■ **Exercise brief**
Copy every line of the data that includes the string "Supervisor".

■ **Given records**
= = = = =

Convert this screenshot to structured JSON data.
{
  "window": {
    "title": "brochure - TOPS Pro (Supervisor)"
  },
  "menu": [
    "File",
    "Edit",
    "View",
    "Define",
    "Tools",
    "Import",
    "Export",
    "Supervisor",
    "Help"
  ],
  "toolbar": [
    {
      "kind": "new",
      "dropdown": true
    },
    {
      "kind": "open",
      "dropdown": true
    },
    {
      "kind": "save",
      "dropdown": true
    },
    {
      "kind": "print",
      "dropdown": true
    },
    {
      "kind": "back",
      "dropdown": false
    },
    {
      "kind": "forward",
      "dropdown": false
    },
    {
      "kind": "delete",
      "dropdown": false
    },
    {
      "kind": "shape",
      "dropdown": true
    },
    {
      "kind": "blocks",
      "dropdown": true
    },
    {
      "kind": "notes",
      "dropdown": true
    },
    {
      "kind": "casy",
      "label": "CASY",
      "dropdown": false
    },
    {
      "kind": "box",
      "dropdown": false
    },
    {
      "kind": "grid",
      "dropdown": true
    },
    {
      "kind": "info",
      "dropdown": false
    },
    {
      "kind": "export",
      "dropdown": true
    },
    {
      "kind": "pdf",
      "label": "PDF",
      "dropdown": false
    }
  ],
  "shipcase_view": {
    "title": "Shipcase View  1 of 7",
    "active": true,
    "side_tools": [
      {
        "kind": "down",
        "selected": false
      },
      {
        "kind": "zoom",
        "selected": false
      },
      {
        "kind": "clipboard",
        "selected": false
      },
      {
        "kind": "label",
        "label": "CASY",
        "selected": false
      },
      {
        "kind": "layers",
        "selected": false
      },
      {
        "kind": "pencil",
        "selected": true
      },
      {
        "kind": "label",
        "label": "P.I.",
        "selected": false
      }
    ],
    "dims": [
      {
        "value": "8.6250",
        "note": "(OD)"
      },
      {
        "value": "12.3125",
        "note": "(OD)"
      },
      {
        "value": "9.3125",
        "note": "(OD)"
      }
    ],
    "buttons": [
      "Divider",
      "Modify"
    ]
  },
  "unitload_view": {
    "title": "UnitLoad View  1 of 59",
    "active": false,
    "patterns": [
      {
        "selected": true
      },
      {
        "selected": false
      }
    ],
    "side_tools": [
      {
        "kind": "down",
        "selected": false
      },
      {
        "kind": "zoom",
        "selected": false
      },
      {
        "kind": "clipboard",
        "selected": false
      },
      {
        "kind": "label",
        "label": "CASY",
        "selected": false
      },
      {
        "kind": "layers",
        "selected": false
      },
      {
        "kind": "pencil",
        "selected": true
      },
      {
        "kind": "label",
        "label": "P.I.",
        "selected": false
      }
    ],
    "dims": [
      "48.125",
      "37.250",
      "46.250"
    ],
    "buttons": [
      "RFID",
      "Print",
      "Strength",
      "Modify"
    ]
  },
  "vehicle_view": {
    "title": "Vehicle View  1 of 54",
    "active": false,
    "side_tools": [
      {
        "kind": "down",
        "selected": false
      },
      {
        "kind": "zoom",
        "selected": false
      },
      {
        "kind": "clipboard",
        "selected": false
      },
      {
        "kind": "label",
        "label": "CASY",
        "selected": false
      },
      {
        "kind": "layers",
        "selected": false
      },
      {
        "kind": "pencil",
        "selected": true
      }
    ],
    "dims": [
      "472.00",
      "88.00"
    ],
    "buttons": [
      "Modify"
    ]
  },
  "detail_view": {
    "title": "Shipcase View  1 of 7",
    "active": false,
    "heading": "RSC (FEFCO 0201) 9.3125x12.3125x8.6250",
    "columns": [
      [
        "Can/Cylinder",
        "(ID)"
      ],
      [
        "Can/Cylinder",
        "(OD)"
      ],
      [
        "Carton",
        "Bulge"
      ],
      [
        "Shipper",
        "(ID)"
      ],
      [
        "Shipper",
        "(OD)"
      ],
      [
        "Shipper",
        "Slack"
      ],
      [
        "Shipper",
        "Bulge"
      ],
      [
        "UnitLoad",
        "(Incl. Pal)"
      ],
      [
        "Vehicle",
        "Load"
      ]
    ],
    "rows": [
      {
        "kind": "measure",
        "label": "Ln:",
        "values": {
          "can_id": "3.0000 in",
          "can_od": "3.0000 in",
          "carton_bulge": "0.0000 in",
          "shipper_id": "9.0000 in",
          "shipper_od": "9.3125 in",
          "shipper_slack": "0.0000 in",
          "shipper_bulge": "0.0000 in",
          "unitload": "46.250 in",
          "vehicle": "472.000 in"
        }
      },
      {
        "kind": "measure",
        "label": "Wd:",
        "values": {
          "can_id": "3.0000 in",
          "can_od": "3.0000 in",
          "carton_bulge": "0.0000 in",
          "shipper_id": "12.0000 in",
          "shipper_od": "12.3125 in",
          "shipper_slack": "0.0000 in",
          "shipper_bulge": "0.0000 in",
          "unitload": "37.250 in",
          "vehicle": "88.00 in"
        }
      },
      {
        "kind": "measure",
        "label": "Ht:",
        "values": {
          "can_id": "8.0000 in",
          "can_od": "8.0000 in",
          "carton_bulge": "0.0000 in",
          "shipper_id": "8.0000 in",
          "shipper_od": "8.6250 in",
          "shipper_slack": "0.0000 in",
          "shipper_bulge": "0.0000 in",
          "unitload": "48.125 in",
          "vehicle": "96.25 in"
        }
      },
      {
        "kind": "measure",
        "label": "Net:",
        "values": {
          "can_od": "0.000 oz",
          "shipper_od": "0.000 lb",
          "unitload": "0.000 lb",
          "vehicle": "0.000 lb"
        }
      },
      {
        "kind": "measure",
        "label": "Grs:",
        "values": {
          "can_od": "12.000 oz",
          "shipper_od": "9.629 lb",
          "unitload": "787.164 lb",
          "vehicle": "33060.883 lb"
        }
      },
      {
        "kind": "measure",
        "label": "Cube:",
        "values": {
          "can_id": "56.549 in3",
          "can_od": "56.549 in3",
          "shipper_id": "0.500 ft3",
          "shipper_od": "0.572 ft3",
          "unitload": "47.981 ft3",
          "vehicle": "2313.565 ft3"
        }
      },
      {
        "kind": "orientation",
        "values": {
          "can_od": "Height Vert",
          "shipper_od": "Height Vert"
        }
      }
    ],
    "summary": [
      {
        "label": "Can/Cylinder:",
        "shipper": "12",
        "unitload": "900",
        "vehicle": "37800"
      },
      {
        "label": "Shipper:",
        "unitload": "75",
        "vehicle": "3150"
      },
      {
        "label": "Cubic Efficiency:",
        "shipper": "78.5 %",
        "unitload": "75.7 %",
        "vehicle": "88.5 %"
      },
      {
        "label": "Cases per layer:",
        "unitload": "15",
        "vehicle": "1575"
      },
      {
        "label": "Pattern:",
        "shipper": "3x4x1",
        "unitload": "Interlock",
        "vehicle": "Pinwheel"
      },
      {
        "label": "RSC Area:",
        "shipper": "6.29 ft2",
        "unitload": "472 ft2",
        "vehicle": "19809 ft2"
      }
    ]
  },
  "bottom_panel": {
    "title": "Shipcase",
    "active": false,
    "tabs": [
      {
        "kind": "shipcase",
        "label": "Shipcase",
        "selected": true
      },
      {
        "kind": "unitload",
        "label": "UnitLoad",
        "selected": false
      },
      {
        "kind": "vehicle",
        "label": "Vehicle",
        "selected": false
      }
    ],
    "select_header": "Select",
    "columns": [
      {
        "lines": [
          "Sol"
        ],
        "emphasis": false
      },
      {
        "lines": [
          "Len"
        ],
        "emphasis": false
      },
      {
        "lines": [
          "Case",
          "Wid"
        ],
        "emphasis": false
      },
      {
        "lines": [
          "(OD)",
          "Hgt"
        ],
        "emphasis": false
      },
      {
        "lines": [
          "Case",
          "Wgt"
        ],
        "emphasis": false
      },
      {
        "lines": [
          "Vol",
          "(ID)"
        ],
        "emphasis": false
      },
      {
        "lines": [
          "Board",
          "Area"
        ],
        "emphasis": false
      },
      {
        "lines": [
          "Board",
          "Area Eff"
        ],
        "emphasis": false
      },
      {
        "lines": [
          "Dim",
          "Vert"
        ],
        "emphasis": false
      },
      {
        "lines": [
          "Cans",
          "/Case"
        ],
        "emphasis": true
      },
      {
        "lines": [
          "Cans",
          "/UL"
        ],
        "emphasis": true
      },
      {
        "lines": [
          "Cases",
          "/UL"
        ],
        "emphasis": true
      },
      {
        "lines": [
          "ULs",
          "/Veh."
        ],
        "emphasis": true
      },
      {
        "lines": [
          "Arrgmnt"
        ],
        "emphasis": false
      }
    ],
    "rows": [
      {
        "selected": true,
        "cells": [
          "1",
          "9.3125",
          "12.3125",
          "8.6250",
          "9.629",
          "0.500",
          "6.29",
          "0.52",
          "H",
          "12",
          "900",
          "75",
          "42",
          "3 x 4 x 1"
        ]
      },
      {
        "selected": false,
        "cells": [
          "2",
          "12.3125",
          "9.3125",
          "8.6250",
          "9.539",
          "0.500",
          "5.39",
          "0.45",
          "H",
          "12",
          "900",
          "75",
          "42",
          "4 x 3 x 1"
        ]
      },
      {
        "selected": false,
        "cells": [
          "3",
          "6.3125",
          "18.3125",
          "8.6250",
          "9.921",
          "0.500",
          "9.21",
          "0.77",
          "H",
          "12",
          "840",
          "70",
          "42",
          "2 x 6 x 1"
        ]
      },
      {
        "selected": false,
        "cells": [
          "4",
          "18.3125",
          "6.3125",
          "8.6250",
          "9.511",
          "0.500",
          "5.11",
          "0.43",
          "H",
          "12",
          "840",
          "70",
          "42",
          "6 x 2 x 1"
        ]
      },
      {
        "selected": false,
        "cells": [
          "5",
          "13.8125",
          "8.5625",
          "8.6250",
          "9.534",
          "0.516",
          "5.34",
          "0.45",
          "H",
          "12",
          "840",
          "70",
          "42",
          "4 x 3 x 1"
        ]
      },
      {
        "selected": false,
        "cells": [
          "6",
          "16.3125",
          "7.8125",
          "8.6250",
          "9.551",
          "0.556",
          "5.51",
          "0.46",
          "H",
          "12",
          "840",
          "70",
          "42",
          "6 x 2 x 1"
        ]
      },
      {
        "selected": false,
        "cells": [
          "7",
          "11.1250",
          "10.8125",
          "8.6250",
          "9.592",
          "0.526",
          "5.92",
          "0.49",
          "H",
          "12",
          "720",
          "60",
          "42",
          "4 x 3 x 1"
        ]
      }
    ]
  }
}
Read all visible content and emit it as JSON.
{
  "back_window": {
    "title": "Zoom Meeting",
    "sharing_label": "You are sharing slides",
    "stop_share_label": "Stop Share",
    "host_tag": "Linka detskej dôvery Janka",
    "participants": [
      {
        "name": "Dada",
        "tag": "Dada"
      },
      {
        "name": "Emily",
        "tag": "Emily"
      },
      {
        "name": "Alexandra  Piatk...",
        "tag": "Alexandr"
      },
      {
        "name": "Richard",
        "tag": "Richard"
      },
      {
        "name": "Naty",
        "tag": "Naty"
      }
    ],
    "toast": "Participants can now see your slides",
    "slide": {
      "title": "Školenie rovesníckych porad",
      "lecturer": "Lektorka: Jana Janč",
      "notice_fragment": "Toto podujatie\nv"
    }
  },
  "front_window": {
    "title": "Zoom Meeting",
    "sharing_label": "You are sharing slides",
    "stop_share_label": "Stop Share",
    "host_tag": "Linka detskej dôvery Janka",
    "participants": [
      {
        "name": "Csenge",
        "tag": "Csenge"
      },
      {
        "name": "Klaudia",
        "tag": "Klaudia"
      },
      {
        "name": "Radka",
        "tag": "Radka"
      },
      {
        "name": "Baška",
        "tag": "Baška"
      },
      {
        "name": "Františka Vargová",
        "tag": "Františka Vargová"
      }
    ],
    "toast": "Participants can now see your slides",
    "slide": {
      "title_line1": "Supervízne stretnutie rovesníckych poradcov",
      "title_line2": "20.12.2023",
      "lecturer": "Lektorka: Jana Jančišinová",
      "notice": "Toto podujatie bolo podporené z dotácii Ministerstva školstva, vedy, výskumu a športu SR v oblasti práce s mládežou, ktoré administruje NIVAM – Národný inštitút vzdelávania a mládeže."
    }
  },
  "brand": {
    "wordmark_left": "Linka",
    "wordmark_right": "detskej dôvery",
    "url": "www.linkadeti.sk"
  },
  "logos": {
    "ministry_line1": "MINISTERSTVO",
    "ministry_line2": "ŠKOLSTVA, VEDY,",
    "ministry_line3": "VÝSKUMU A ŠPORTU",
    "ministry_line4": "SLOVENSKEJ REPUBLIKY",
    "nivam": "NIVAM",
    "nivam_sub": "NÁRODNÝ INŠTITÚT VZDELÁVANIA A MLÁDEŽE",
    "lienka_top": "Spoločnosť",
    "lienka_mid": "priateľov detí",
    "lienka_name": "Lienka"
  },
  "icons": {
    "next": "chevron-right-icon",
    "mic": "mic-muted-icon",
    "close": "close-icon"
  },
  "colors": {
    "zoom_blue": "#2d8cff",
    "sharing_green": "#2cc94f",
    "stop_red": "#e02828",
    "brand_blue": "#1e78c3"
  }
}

= = = = =

■ **Solution for this problem**
    "title": "brochure - TOPS Pro (Supervisor)"
    "Supervisor",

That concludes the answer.